## Direction:
Verbatim output of all the material below is required.

## Supplied material:
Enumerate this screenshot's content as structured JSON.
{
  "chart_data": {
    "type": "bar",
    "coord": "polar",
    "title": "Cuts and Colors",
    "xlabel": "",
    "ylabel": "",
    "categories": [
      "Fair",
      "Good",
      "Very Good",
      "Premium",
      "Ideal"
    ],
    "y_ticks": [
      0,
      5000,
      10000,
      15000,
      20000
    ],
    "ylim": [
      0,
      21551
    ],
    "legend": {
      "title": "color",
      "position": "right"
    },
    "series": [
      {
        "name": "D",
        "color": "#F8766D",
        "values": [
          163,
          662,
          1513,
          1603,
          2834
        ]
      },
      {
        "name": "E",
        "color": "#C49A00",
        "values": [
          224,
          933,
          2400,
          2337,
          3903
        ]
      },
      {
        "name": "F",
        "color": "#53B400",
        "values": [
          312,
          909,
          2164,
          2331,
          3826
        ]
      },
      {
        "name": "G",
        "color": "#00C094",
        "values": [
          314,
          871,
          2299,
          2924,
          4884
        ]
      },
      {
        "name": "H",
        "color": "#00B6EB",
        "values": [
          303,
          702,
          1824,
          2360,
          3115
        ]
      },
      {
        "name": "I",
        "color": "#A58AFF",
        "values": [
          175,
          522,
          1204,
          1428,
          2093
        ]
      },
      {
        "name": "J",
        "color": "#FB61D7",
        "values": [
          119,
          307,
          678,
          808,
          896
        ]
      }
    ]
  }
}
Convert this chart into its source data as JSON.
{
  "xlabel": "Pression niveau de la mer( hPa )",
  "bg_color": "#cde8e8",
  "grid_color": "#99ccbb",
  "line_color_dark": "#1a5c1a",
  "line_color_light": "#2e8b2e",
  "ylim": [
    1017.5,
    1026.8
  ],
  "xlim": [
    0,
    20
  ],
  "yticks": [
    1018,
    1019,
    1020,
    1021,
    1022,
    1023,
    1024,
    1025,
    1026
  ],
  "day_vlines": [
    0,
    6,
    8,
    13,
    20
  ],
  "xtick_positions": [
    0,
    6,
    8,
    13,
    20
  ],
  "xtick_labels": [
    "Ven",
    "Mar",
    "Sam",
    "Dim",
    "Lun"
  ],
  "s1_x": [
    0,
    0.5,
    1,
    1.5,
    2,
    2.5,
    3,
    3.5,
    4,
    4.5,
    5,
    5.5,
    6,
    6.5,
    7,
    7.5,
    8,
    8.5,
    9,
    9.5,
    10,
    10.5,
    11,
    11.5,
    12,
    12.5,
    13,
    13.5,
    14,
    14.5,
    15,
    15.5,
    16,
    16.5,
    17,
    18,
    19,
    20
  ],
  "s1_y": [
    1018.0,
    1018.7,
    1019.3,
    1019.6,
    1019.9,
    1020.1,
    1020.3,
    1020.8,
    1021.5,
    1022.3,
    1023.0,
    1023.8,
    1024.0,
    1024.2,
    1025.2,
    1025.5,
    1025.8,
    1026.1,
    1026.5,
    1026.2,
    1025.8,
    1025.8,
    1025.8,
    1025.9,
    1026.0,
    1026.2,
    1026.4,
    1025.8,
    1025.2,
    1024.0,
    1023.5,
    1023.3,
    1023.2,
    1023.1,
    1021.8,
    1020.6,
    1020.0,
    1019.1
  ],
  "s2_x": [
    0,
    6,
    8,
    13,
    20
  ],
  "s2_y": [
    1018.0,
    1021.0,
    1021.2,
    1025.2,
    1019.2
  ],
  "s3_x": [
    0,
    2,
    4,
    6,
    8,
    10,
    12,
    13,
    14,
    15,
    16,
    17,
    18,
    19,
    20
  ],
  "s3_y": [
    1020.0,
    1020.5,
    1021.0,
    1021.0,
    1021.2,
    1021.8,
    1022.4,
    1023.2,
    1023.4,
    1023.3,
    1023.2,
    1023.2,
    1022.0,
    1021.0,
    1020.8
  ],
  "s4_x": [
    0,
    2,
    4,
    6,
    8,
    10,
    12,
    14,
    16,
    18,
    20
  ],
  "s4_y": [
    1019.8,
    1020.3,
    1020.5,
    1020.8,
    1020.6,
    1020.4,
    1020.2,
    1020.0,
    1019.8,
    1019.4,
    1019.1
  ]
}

## Solution:
Enumerate this screenshot's content as structured JSON.
{
  "chart_data": {
    "type": "bar",
    "coord": "polar",
    "title": "Cuts and Colors",
    "xlabel": "",
    "ylabel": "",
    "categories": [
      "Fair",
      "Good",
      "Very Good",
      "Premium",
      "Ideal"
    ],
    "y_ticks": [
      0,
      5000,
      10000,
      15000,
      20000
    ],
    "ylim": [
      0,
      21551
    ],
    "legend": {
      "title": "color",
      "position": "right"
    },
    "series": [
      {
        "name": "D",
        "color": "#F8766D",
        "values": [
          163,
          662,
          1513,
          1603,
          2834
        ]
      },
      {
        "name": "E",
        "color": "#C49A00",
        "values": [
          224,
          933,
          2400,
          2337,
          3903
        ]
      },
      {
        "name": "F",
        "color": "#53B400",
        "values": [
          312,
          909,
          2164,
          2331,
          3826
        ]
      },
      {
        "name": "G",
        "color": "#00C094",
        "values": [
          314,
          871,
          2299,
          2924,
          4884
        ]
      },
      {
        "name": "H",
        "color": "#00B6EB",
        "values": [
          303,
          702,
          1824,
          2360,
          3115
        ]
      },
      {
        "name": "I",
        "color": "#A58AFF",
        "values": [
          175,
          522,
          1204,
          1428,
          2093
        ]
      },
      {
        "name": "J",
        "color": "#FB61D7",
        "values": [
          119,
          307,
          678,
          808,
          896
        ]
      }
    ]
  }
}
Convert this chart into its source data as JSON.
{
  "xlabel": "Pression niveau de la mer( hPa )",
  "bg_color": "#cde8e8",
  "grid_color": "#99ccbb",
  "line_color_dark": "#1a5c1a",
  "line_color_light": "#2e8b2e",
  "ylim": [
    1017.5,
    1026.8
  ],
  "xlim": [
    0,
    20
  ],
  "yticks": [
    1018,
    1019,
    1020,
    1021,
    1022,
    1023,
    1024,
    1025,
    1026
  ],
  "day_vlines": [
    0,
    6,
    8,
    13,
    20
  ],
  "xtick_positions": [
    0,
    6,
    8,
    13,
    20
  ],
  "xtick_labels": [
    "Ven",
    "Mar",
    "Sam",
    "Dim",
    "Lun"
  ],
  "s1_x": [
    0,
    0.5,
    1,
    1.5,
    2,
    2.5,
    3,
    3.5,
    4,
    4.5,
    5,
    5.5,
    6,
    6.5,
    7,
    7.5,
    8,
    8.5,
    9,
    9.5,
    10,
    10.5,
    11,
    11.5,
    12,
    12.5,
    13,
    13.5,
    14,
    14.5,
    15,
    15.5,
    16,
    16.5,
    17,
    18,
    19,
    20
  ],
  "s1_y": [
    1018.0,
    1018.7,
    1019.3,
    1019.6,
    1019.9,
    1020.1,
    1020.3,
    1020.8,
    1021.5,
    1022.3,
    1023.0,
    1023.8,
    1024.0,
    1024.2,
    1025.2,
    1025.5,
    1025.8,
    1026.1,
    1026.5,
    1026.2,
    1025.8,
    1025.8,
    1025.8,
    1025.9,
    1026.0,
    1026.2,
    1026.4,
    1025.8,
    1025.2,
    1024.0,
    1023.5,
    1023.3,
    1023.2,
    1023.1,
    1021.8,
    1020.6,
    1020.0,
    1019.1
  ],
  "s2_x": [
    0,
    6,
    8,
    13,
    20
  ],
  "s2_y": [
    1018.0,
    1021.0,
    1021.2,
    1025.2,
    1019.2
  ],
  "s3_x": [
    0,
    2,
    4,
    6,
    8,
    10,
    12,
    13,
    14,
    15,
    16,
    17,
    18,
    19,
    20
  ],
  "s3_y": [
    1020.0,
    1020.5,
    1021.0,
    1021.0,
    1021.2,
    1021.8,
    1022.4,
    1023.2,
    1023.4,
    1023.3,
    1023.2,
    1023.2,
    1022.0,
    1021.0,
    1020.8
  ],
  "s4_x": [
    0,
    2,
    4,
    6,
    8,
    10,
    12,
    14,
    16,
    18,
    20
  ],
  "s4_y": [
    1019.8,
    1020.3,
    1020.5,
    1020.8,
    1020.6,
    1020.4,
    1020.2,
    1020.0,
    1019.8,
    1019.4,
    1019.1
  ]
}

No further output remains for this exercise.